**Do this:** Here are records with pictures in them. Copy all of them exactly and leave the pictures out.

**Material provided:**
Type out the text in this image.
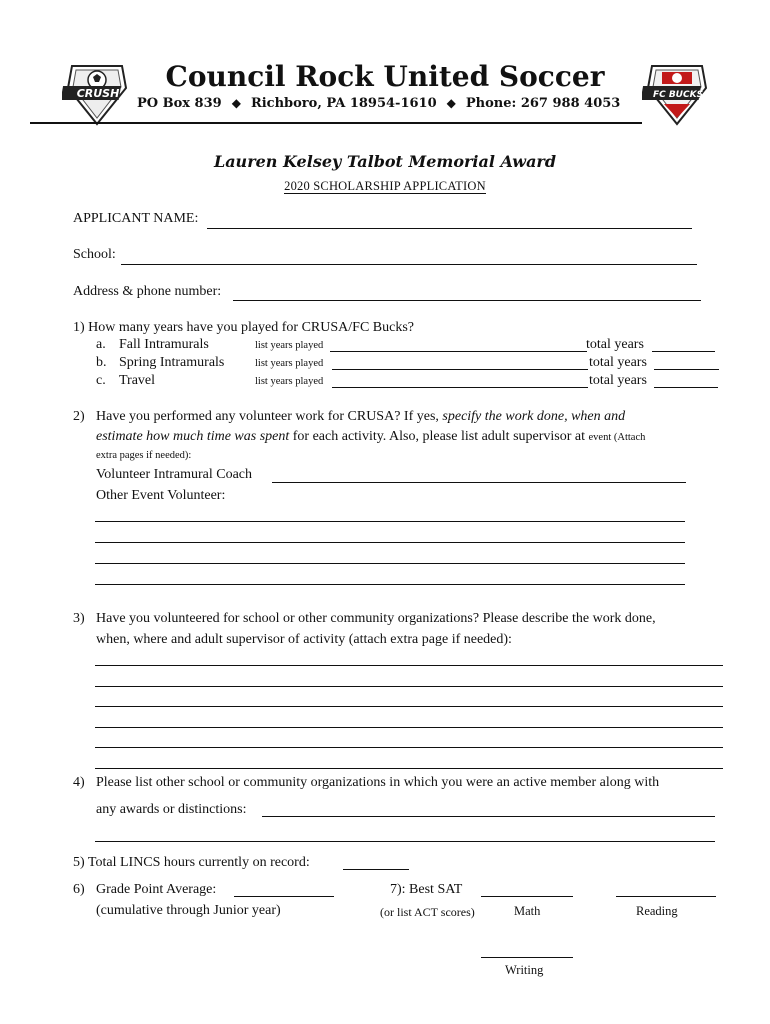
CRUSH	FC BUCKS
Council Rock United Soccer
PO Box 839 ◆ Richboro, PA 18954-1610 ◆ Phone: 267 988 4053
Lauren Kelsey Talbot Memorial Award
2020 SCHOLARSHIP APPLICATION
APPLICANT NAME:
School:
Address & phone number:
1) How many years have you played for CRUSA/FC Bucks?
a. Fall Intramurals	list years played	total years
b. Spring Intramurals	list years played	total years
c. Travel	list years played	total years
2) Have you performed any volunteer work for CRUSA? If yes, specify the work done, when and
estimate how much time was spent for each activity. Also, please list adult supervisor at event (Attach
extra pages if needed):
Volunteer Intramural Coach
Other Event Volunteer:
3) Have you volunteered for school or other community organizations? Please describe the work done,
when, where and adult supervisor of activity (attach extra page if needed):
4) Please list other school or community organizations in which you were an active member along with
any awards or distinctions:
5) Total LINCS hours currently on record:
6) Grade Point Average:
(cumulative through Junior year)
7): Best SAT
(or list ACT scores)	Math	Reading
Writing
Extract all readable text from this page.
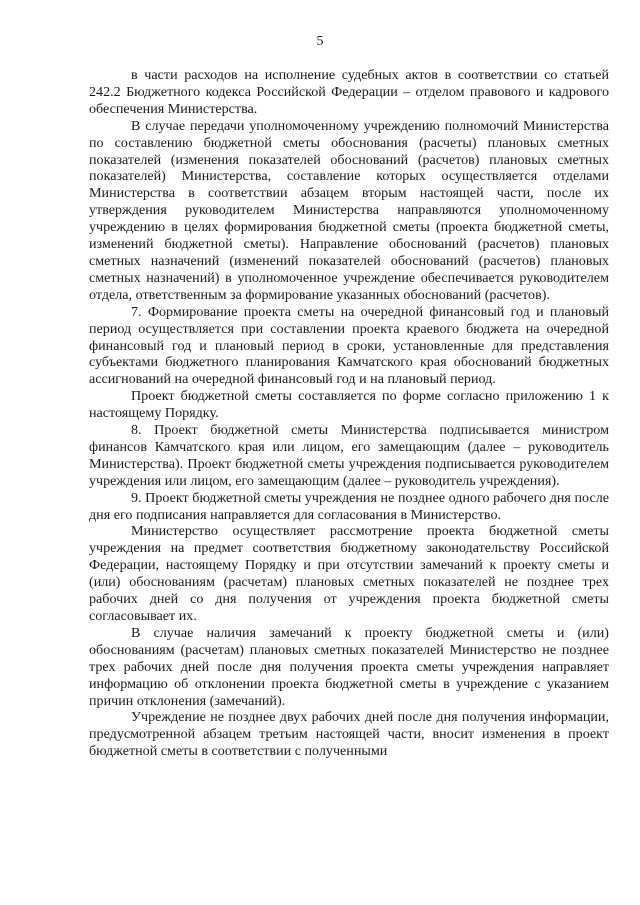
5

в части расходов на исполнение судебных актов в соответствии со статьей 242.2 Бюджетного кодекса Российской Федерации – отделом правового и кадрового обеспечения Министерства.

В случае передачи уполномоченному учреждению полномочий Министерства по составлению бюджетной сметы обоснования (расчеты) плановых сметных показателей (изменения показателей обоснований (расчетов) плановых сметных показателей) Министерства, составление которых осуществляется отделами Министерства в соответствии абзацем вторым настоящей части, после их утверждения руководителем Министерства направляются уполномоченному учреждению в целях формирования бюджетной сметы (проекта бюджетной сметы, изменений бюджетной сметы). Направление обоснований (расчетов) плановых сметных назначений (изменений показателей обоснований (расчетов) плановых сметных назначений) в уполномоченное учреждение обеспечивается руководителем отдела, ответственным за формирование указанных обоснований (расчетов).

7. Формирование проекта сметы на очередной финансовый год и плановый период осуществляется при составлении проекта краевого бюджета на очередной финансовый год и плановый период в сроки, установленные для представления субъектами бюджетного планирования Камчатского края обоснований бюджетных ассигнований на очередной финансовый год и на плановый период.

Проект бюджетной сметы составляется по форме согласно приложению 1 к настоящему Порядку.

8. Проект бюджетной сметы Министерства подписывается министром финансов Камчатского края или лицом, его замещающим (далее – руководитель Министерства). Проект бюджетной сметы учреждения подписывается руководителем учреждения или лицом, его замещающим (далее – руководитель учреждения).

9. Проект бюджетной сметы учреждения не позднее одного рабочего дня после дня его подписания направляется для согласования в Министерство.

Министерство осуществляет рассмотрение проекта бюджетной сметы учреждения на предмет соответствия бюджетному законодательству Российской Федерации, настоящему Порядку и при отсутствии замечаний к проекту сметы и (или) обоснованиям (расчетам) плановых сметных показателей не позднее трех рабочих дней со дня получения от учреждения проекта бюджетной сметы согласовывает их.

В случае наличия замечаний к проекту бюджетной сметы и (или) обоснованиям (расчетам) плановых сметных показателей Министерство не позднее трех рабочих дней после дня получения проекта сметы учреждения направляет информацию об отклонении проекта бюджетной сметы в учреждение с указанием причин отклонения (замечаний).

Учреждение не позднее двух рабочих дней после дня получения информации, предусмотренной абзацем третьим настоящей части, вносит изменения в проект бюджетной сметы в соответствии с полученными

**Answer for the task:**
Type out the text in this image.
CRUSH	FC BUCKS
Council Rock United Soccer
PO Box 839 ◆ Richboro, PA 18954-1610 ◆ Phone: 267 988 4053
Lauren Kelsey Talbot Memorial Award
2020 SCHOLARSHIP APPLICATION
APPLICANT NAME:
School:
Address & phone number:
1) How many years have you played for CRUSA/FC Bucks?
a. Fall Intramurals	list years played	total years
b. Spring Intramurals	list years played	total years
c. Travel	list years played	total years
2) Have you performed any volunteer work for CRUSA? If yes, specify the work done, when and
estimate how much time was spent for each activity. Also, please list adult supervisor at event (Attach
extra pages if needed):
Volunteer Intramural Coach
Other Event Volunteer:
3) Have you volunteered for school or other community organizations? Please describe the work done,
when, where and adult supervisor of activity (attach extra page if needed):
4) Please list other school or community organizations in which you were an active member along with
any awards or distinctions:
5) Total LINCS hours currently on record:
6) Grade Point Average:
(cumulative through Junior year)
7): Best SAT
(or list ACT scores)	Math	Reading
Writing
Extract all readable text from this page.
5

в части расходов на исполнение судебных актов в соответствии со статьей 242.2 Бюджетного кодекса Российской Федерации – отделом правового и кадрового обеспечения Министерства.

В случае передачи уполномоченному учреждению полномочий Министерства по составлению бюджетной сметы обоснования (расчеты) плановых сметных показателей (изменения показателей обоснований (расчетов) плановых сметных показателей) Министерства, составление которых осуществляется отделами Министерства в соответствии абзацем вторым настоящей части, после их утверждения руководителем Министерства направляются уполномоченному учреждению в целях формирования бюджетной сметы (проекта бюджетной сметы, изменений бюджетной сметы). Направление обоснований (расчетов) плановых сметных назначений (изменений показателей обоснований (расчетов) плановых сметных назначений) в уполномоченное учреждение обеспечивается руководителем отдела, ответственным за формирование указанных обоснований (расчетов).

7. Формирование проекта сметы на очередной финансовый год и плановый период осуществляется при составлении проекта краевого бюджета на очередной финансовый год и плановый период в сроки, установленные для представления субъектами бюджетного планирования Камчатского края обоснований бюджетных ассигнований на очередной финансовый год и на плановый период.

Проект бюджетной сметы составляется по форме согласно приложению 1 к настоящему Порядку.

8. Проект бюджетной сметы Министерства подписывается министром финансов Камчатского края или лицом, его замещающим (далее – руководитель Министерства). Проект бюджетной сметы учреждения подписывается руководителем учреждения или лицом, его замещающим (далее – руководитель учреждения).

9. Проект бюджетной сметы учреждения не позднее одного рабочего дня после дня его подписания направляется для согласования в Министерство.

Министерство осуществляет рассмотрение проекта бюджетной сметы учреждения на предмет соответствия бюджетному законодательству Российской Федерации, настоящему Порядку и при отсутствии замечаний к проекту сметы и (или) обоснованиям (расчетам) плановых сметных показателей не позднее трех рабочих дней со дня получения от учреждения проекта бюджетной сметы согласовывает их.

В случае наличия замечаний к проекту бюджетной сметы и (или) обоснованиям (расчетам) плановых сметных показателей Министерство не позднее трех рабочих дней после дня получения проекта сметы учреждения направляет информацию об отклонении проекта бюджетной сметы в учреждение с указанием причин отклонения (замечаний).

Учреждение не позднее двух рабочих дней после дня получения информации, предусмотренной абзацем третьим настоящей части, вносит изменения в проект бюджетной сметы в соответствии с полученными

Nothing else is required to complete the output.